===== Given data
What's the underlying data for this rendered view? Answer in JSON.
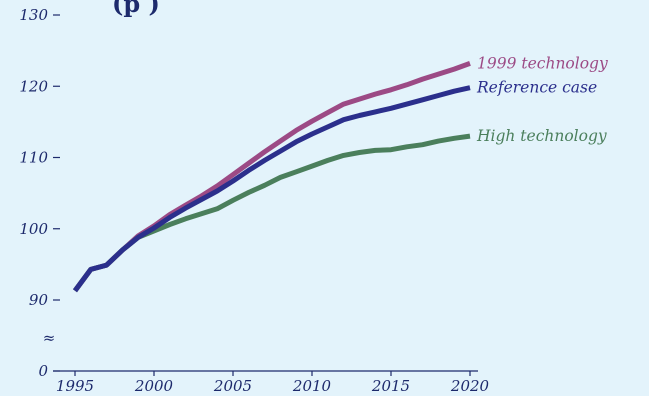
{
  "chart_data": {
    "type": "line",
    "title_fragment": "(p                     )",
    "x": [
      1995,
      1996,
      1997,
      1998,
      1999,
      2000,
      2001,
      2002,
      2003,
      2004,
      2005,
      2006,
      2007,
      2008,
      2009,
      2010,
      2011,
      2012,
      2013,
      2014,
      2015,
      2016,
      2017,
      2018,
      2019,
      2020
    ],
    "x_ticks": [
      1995,
      2000,
      2005,
      2010,
      2015,
      2020
    ],
    "y_ticks": [
      0,
      90,
      100,
      110,
      120,
      130
    ],
    "y_axis_break": true,
    "y_axis_break_symbol": "≈",
    "xlim": [
      1995,
      2020
    ],
    "ylim": [
      87,
      130
    ],
    "grid": false,
    "series": [
      {
        "name": "1999 technology",
        "color": "#9c4a85",
        "values": [
          91.3,
          94.3,
          94.9,
          97.0,
          99.0,
          100.4,
          102.0,
          103.3,
          104.6,
          106.0,
          107.6,
          109.2,
          110.8,
          112.3,
          113.8,
          115.1,
          116.3,
          117.5,
          118.2,
          118.9,
          119.5,
          120.2,
          121.0,
          121.7,
          122.4,
          123.2
        ]
      },
      {
        "name": "Reference case",
        "color": "#2b2f8c",
        "values": [
          91.3,
          94.3,
          94.9,
          97.0,
          98.8,
          100.1,
          101.6,
          102.9,
          104.1,
          105.3,
          106.7,
          108.2,
          109.6,
          110.9,
          112.2,
          113.3,
          114.3,
          115.3,
          115.9,
          116.4,
          116.9,
          117.5,
          118.1,
          118.7,
          119.3,
          119.8
        ]
      },
      {
        "name": "High technology",
        "color": "#4b7f5c",
        "values": [
          91.3,
          94.3,
          94.9,
          97.0,
          98.8,
          99.7,
          100.6,
          101.4,
          102.1,
          102.8,
          104.0,
          105.1,
          106.1,
          107.2,
          108.0,
          108.8,
          109.6,
          110.3,
          110.7,
          111.0,
          111.1,
          111.5,
          111.8,
          112.3,
          112.7,
          113.0
        ]
      }
    ]
  }
}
==========
Can you restate all the records above word for word while dropping the pictures?

• **Solution to this task**:
What's the underlying data for this rendered view? Answer in JSON.
{
  "chart_data": {
    "type": "line",
    "title_fragment": "(p                     )",
    "x": [
      1995,
      1996,
      1997,
      1998,
      1999,
      2000,
      2001,
      2002,
      2003,
      2004,
      2005,
      2006,
      2007,
      2008,
      2009,
      2010,
      2011,
      2012,
      2013,
      2014,
      2015,
      2016,
      2017,
      2018,
      2019,
      2020
    ],
    "x_ticks": [
      1995,
      2000,
      2005,
      2010,
      2015,
      2020
    ],
    "y_ticks": [
      0,
      90,
      100,
      110,
      120,
      130
    ],
    "y_axis_break": true,
    "y_axis_break_symbol": "≈",
    "xlim": [
      1995,
      2020
    ],
    "ylim": [
      87,
      130
    ],
    "grid": false,
    "series": [
      {
        "name": "1999 technology",
        "color": "#9c4a85",
        "values": [
          91.3,
          94.3,
          94.9,
          97.0,
          99.0,
          100.4,
          102.0,
          103.3,
          104.6,
          106.0,
          107.6,
          109.2,
          110.8,
          112.3,
          113.8,
          115.1,
          116.3,
          117.5,
          118.2,
          118.9,
          119.5,
          120.2,
          121.0,
          121.7,
          122.4,
          123.2
        ]
      },
      {
        "name": "Reference case",
        "color": "#2b2f8c",
        "values": [
          91.3,
          94.3,
          94.9,
          97.0,
          98.8,
          100.1,
          101.6,
          102.9,
          104.1,
          105.3,
          106.7,
          108.2,
          109.6,
          110.9,
          112.2,
          113.3,
          114.3,
          115.3,
          115.9,
          116.4,
          116.9,
          117.5,
          118.1,
          118.7,
          119.3,
          119.8
        ]
      },
      {
        "name": "High technology",
        "color": "#4b7f5c",
        "values": [
          91.3,
          94.3,
          94.9,
          97.0,
          98.8,
          99.7,
          100.6,
          101.4,
          102.1,
          102.8,
          104.0,
          105.1,
          106.1,
          107.2,
          108.0,
          108.8,
          109.6,
          110.3,
          110.7,
          111.0,
          111.1,
          111.5,
          111.8,
          112.3,
          112.7,
          113.0
        ]
      }
    ]
  }
}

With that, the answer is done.